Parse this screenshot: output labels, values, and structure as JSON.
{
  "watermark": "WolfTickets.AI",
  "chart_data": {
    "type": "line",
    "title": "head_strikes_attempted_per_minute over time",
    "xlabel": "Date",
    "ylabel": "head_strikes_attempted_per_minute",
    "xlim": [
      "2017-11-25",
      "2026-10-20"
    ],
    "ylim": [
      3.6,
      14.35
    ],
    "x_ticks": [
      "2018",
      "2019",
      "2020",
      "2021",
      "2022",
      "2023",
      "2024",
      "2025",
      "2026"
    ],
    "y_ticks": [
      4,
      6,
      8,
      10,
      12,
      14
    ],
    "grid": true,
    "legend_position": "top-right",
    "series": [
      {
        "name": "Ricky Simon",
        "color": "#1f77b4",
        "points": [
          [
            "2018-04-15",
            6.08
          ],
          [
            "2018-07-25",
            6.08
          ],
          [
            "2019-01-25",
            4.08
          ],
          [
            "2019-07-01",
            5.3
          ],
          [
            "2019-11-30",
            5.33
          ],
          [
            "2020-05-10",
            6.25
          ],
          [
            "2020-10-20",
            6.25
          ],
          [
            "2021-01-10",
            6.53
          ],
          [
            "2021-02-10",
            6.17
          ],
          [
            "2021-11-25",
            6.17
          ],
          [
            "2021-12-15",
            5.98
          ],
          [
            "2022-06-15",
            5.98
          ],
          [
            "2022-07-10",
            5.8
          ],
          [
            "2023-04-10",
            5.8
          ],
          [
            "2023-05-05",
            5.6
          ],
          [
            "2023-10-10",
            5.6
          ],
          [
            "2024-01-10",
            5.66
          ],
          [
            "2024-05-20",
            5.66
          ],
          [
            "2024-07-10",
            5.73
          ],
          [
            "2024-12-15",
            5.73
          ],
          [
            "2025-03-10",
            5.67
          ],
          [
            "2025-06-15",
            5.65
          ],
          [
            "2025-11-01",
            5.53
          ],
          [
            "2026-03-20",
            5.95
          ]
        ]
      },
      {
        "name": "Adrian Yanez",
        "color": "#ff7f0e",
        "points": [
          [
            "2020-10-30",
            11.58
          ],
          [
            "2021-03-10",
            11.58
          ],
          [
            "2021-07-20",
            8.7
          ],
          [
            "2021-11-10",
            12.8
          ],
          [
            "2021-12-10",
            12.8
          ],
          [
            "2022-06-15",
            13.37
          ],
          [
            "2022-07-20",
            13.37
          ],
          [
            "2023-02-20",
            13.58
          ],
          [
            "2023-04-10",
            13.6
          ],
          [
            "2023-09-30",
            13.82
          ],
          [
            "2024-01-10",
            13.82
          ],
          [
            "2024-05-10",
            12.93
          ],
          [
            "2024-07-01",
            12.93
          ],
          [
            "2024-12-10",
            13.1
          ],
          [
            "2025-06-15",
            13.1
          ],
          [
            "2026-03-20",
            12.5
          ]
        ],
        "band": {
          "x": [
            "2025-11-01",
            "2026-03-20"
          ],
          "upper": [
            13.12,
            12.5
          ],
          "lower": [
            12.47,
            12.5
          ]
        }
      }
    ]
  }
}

___

TASK STATEMENT:
Send back every record, precisely as written.

EXERCISE RESPONSE:
Parse this screenshot: output labels, values, and structure as JSON.
{
  "watermark": "WolfTickets.AI",
  "chart_data": {
    "type": "line",
    "title": "head_strikes_attempted_per_minute over time",
    "xlabel": "Date",
    "ylabel": "head_strikes_attempted_per_minute",
    "xlim": [
      "2017-11-25",
      "2026-10-20"
    ],
    "ylim": [
      3.6,
      14.35
    ],
    "x_ticks": [
      "2018",
      "2019",
      "2020",
      "2021",
      "2022",
      "2023",
      "2024",
      "2025",
      "2026"
    ],
    "y_ticks": [
      4,
      6,
      8,
      10,
      12,
      14
    ],
    "grid": true,
    "legend_position": "top-right",
    "series": [
      {
        "name": "Ricky Simon",
        "color": "#1f77b4",
        "points": [
          [
            "2018-04-15",
            6.08
          ],
          [
            "2018-07-25",
            6.08
          ],
          [
            "2019-01-25",
            4.08
          ],
          [
            "2019-07-01",
            5.3
          ],
          [
            "2019-11-30",
            5.33
          ],
          [
            "2020-05-10",
            6.25
          ],
          [
            "2020-10-20",
            6.25
          ],
          [
            "2021-01-10",
            6.53
          ],
          [
            "2021-02-10",
            6.17
          ],
          [
            "2021-11-25",
            6.17
          ],
          [
            "2021-12-15",
            5.98
          ],
          [
            "2022-06-15",
            5.98
          ],
          [
            "2022-07-10",
            5.8
          ],
          [
            "2023-04-10",
            5.8
          ],
          [
            "2023-05-05",
            5.6
          ],
          [
            "2023-10-10",
            5.6
          ],
          [
            "2024-01-10",
            5.66
          ],
          [
            "2024-05-20",
            5.66
          ],
          [
            "2024-07-10",
            5.73
          ],
          [
            "2024-12-15",
            5.73
          ],
          [
            "2025-03-10",
            5.67
          ],
          [
            "2025-06-15",
            5.65
          ],
          [
            "2025-11-01",
            5.53
          ],
          [
            "2026-03-20",
            5.95
          ]
        ]
      },
      {
        "name": "Adrian Yanez",
        "color": "#ff7f0e",
        "points": [
          [
            "2020-10-30",
            11.58
          ],
          [
            "2021-03-10",
            11.58
          ],
          [
            "2021-07-20",
            8.7
          ],
          [
            "2021-11-10",
            12.8
          ],
          [
            "2021-12-10",
            12.8
          ],
          [
            "2022-06-15",
            13.37
          ],
          [
            "2022-07-20",
            13.37
          ],
          [
            "2023-02-20",
            13.58
          ],
          [
            "2023-04-10",
            13.6
          ],
          [
            "2023-09-30",
            13.82
          ],
          [
            "2024-01-10",
            13.82
          ],
          [
            "2024-05-10",
            12.93
          ],
          [
            "2024-07-01",
            12.93
          ],
          [
            "2024-12-10",
            13.1
          ],
          [
            "2025-06-15",
            13.1
          ],
          [
            "2026-03-20",
            12.5
          ]
        ],
        "band": {
          "x": [
            "2025-11-01",
            "2026-03-20"
          ],
          "upper": [
            13.12,
            12.5
          ],
          "lower": [
            12.47,
            12.5
          ]
        }
      }
    ]
  }
}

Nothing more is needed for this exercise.